Pick every line with "text" from the material below.

┄┄┄┄┄┄┄┄┄┄

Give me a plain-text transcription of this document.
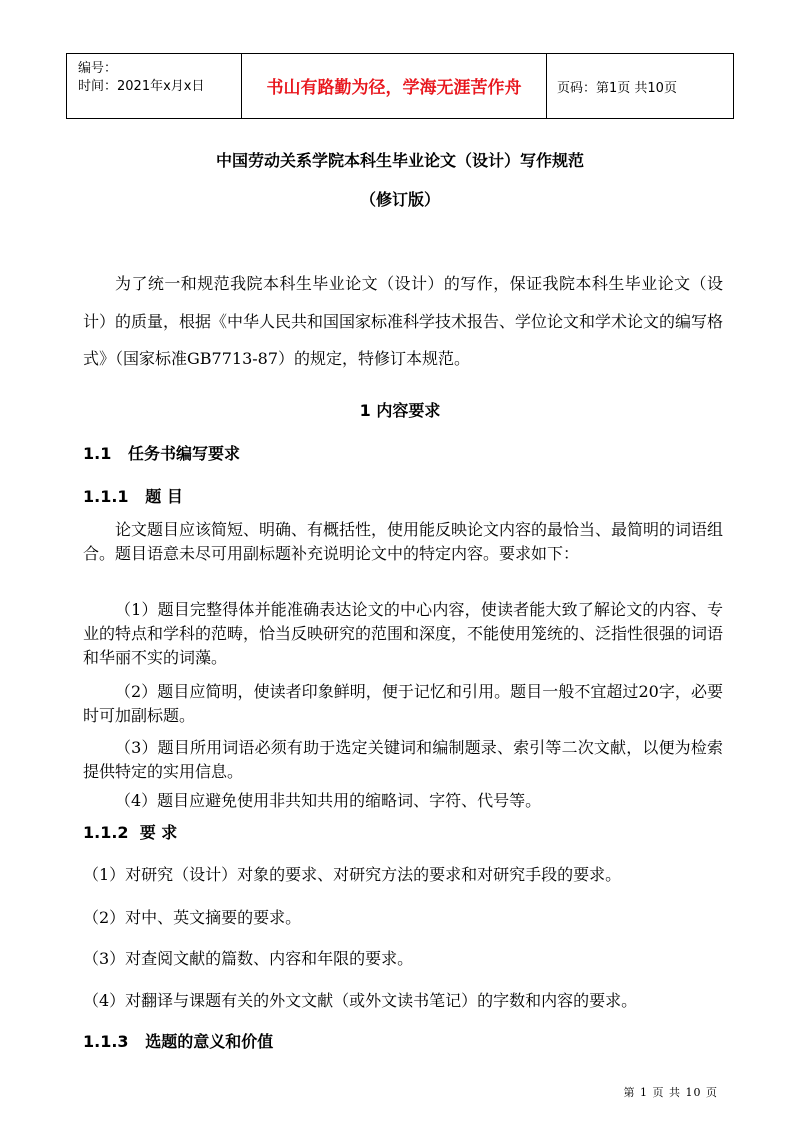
编号：
时间：2021年x月x日	书山有路勤为径，学海无涯苦作舟	页码：第1页 共10页
中国劳动关系学院本科生毕业论文（设计）写作规范
（修订版）

为了统一和规范我院本科生毕业论文（设计）的写作，保证我院本科生毕业论文（设计）的质量，根据《中华人民共和国国家标准科学技术报告、学位论文和学术论文的编写格式》（国家标准GB7713-87）的规定，特修订本规范。

1 内容要求
1.1   任务书编写要求
1.1.1   题 目

论文题目应该简短、明确、有概括性，使用能反映论文内容的最恰当、最简明的词语组合。题目语意未尽可用副标题补充说明论文中的特定内容。要求如下：

（1）题目完整得体并能准确表达论文的中心内容，使读者能大致了解论文的内容、专业的特点和学科的范畴，恰当反映研究的范围和深度，不能使用笼统的、泛指性很强的词语和华丽不实的词藻。

（2）题目应简明，使读者印象鲜明，便于记忆和引用。题目一般不宜超过20字，必要时可加副标题。

（3）题目所用词语必须有助于选定关键词和编制题录、索引等二次文献，以便为检索提供特定的实用信息。

（4）题目应避免使用非共知共用的缩略词、字符、代号等。

1.1.2  要 求
（1）对研究（设计）对象的要求、对研究方法的要求和对研究手段的要求。
（2）对中、英文摘要的要求。
（3）对查阅文献的篇数、内容和年限的要求。
（4）对翻译与课题有关的外文文献（或外文读书笔记）的字数和内容的要求。
1.1.3   选题的意义和价值
第 1 页 共 10 页
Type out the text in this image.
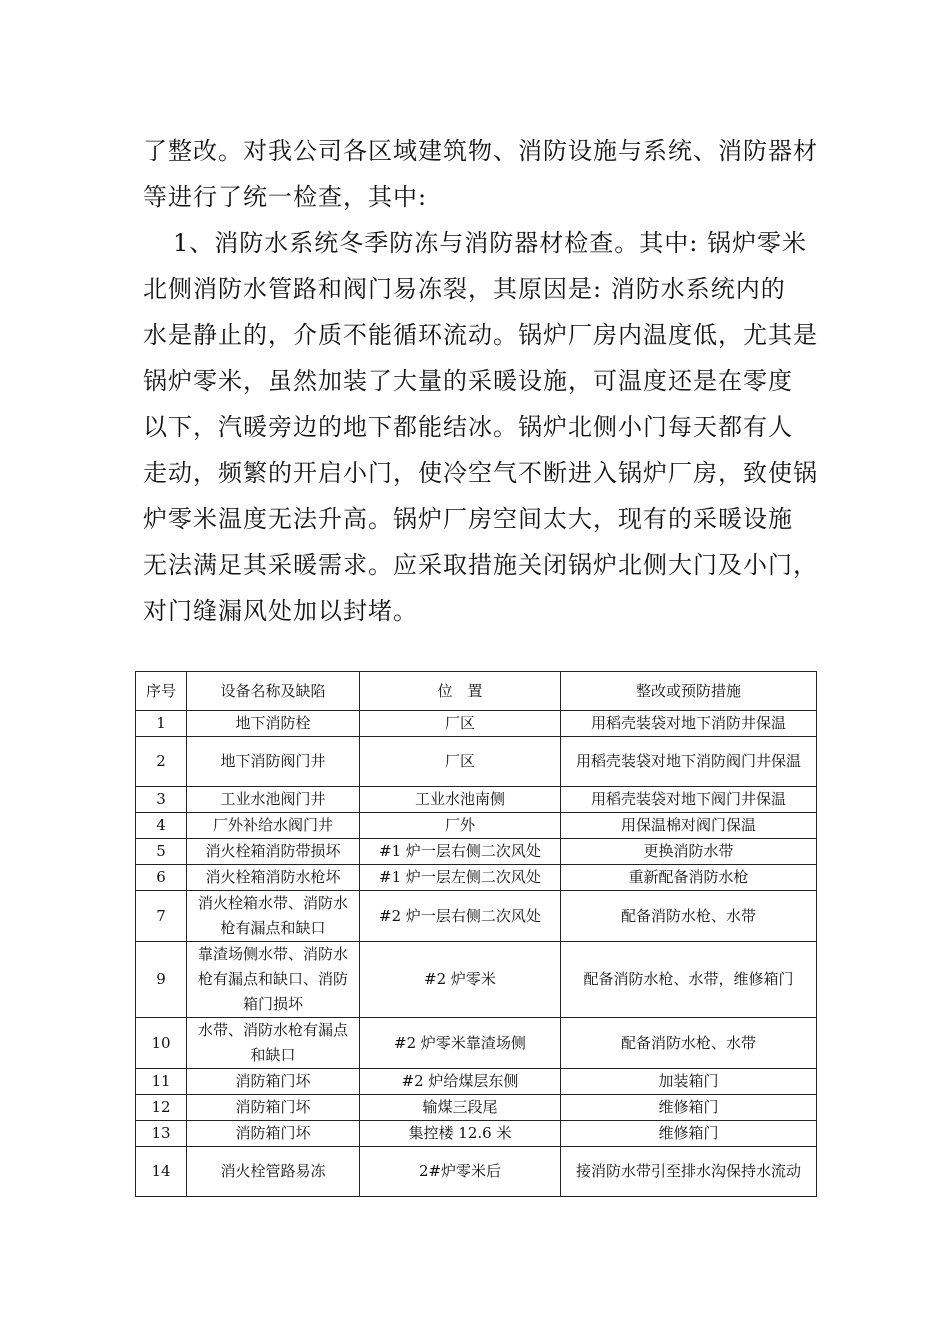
了整改。对我公司各区域建筑物、消防设施与系统、消防器材
等进行了统一检查，其中:
1、消防水系统冬季防冻与消防器材检查。其中: 锅炉零米
北侧消防水管路和阀门易冻裂，其原因是: 消防水系统内的
水是静止的，介质不能循环流动。锅炉厂房内温度低，尤其是
锅炉零米，虽然加装了大量的采暖设施，可温度还是在零度
以下，汽暖旁边的地下都能结冰。锅炉北侧小门每天都有人
走动，频繁的开启小门，使冷空气不断进入锅炉厂房，致使锅
炉零米温度无法升高。锅炉厂房空间太大，现有的采暖设施
无法满足其采暖需求。应采取措施关闭锅炉北侧大门及小门，
对门缝漏风处加以封堵。
序号	设备名称及缺陷	位　置	整改或预防措施
1	地下消防栓	厂区	用稻壳装袋对地下消防井保温
2	地下消防阀门井	厂区	用稻壳装袋对地下消防阀门井保温
3	工业水池阀门井	工业水池南侧	用稻壳装袋对地下阀门井保温
4	厂外补给水阀门井	厂外	用保温棉对阀门保温
5	消火栓箱消防带损坏	#1 炉一层右侧二次风处	更换消防水带
6	消火栓箱消防水枪坏	#1 炉一层左侧二次风处	重新配备消防水枪
7	消火栓箱水带、消防水枪有漏点和缺口	#2 炉一层右侧二次风处	配备消防水枪、水带
9	靠渣场侧水带、消防水枪有漏点和缺口、消防箱门损坏	#2 炉零米	配备消防水枪、水带，维修箱门
10	水带、消防水枪有漏点和缺口	#2 炉零米靠渣场侧	配备消防水枪、水带
11	消防箱门坏	#2 炉给煤层东侧	加装箱门
12	消防箱门坏	输煤三段尾	维修箱门
13	消防箱门坏	集控楼 12.6 米	维修箱门
14	消火栓管路易冻	2#炉零米后	接消防水带引至排水沟保持水流动
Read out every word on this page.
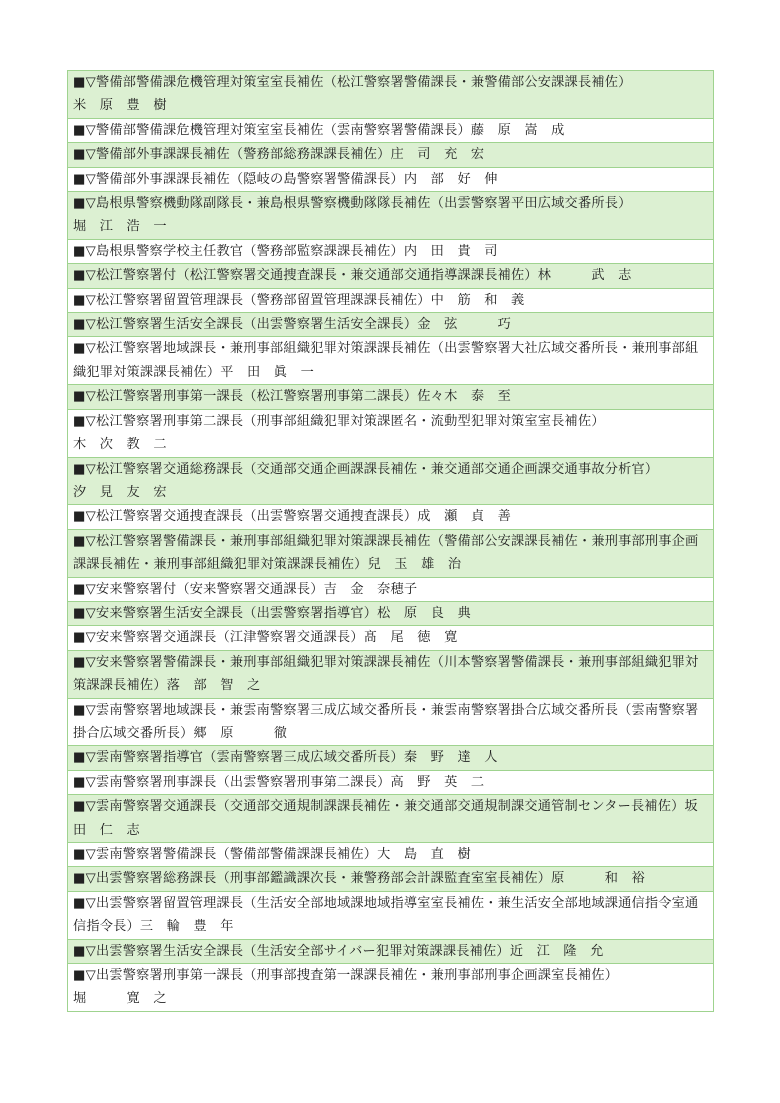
■▽警備部警備課危機管理対策室室長補佐（松江警察署警備課長・兼警備部公安課課長補佐）
米　原　豊　樹
■▽警備部警備課危機管理対策室室長補佐（雲南警察署警備課長）藤　原　嵩　成
■▽警備部外事課課長補佐（警務部総務課課長補佐）庄　司　充　宏
■▽警備部外事課課長補佐（隠岐の島警察署警備課長）内　部　好　伸
■▽島根県警察機動隊副隊長・兼島根県警察機動隊隊長補佐（出雲警察署平田広域交番所長）
堀　江　浩　一
■▽島根県警察学校主任教官（警務部監察課課長補佐）内　田　貴　司
■▽松江警察署付（松江警察署交通捜査課長・兼交通部交通指導課課長補佐）林　　　武　志
■▽松江警察署留置管理課長（警務部留置管理課課長補佐）中　筋　和　義
■▽松江警察署生活安全課長（出雲警察署生活安全課長）金　弦　　　巧
■▽松江警察署地域課長・兼刑事部組織犯罪対策課課長補佐（出雲警察署大社広域交番所長・兼刑事部組織犯罪対策課課長補佐）平　田　眞　一
■▽松江警察署刑事第一課長（松江警察署刑事第二課長）佐々木　泰　至
■▽松江警察署刑事第二課長（刑事部組織犯罪対策課匿名・流動型犯罪対策室室長補佐）
木　次　教　二
■▽松江警察署交通総務課長（交通部交通企画課課長補佐・兼交通部交通企画課交通事故分析官）
汐　見　友　宏
■▽松江警察署交通捜査課長（出雲警察署交通捜査課長）成　瀬　貞　善
■▽松江警察署警備課長・兼刑事部組織犯罪対策課課長補佐（警備部公安課課長補佐・兼刑事部刑事企画課課長補佐・兼刑事部組織犯罪対策課課長補佐）兒　玉　雄　治
■▽安来警察署付（安来警察署交通課長）吉　金　奈穂子
■▽安来警察署生活安全課長（出雲警察署指導官）松　原　良　典
■▽安来警察署交通課長（江津警察署交通課長）髙　尾　徳　寛
■▽安来警察署警備課長・兼刑事部組織犯罪対策課課長補佐（川本警察署警備課長・兼刑事部組織犯罪対策課課長補佐）落　部　智　之
■▽雲南警察署地域課長・兼雲南警察署三成広域交番所長・兼雲南警察署掛合広域交番所長（雲南警察署掛合広域交番所長）郷　原　　　徹
■▽雲南警察署指導官（雲南警察署三成広域交番所長）秦　野　達　人
■▽雲南警察署刑事課長（出雲警察署刑事第二課長）高　野　英　二
■▽雲南警察署交通課長（交通部交通規制課課長補佐・兼交通部交通規制課交通管制センター長補佐）坂　田　仁　志
■▽雲南警察署警備課長（警備部警備課課長補佐）大　島　直　樹
■▽出雲警察署総務課長（刑事部鑑識課次長・兼警務部会計課監査室室長補佐）原　　　和　裕
■▽出雲警察署留置管理課長（生活安全部地域課地域指導室室長補佐・兼生活安全部地域課通信指令室通信指令長）三　輪　豊　年
■▽出雲警察署生活安全課長（生活安全部サイバー犯罪対策課課長補佐）近　江　隆　允
■▽出雲警察署刑事第一課長（刑事部捜査第一課課長補佐・兼刑事部刑事企画課室長補佐）
堀　　　寛　之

┄┄┄┄┄┄┄┄┄┄

▶ [CORRECT RESULT]:
Give me a plain-text transcription of this document.
Type out the text in this image.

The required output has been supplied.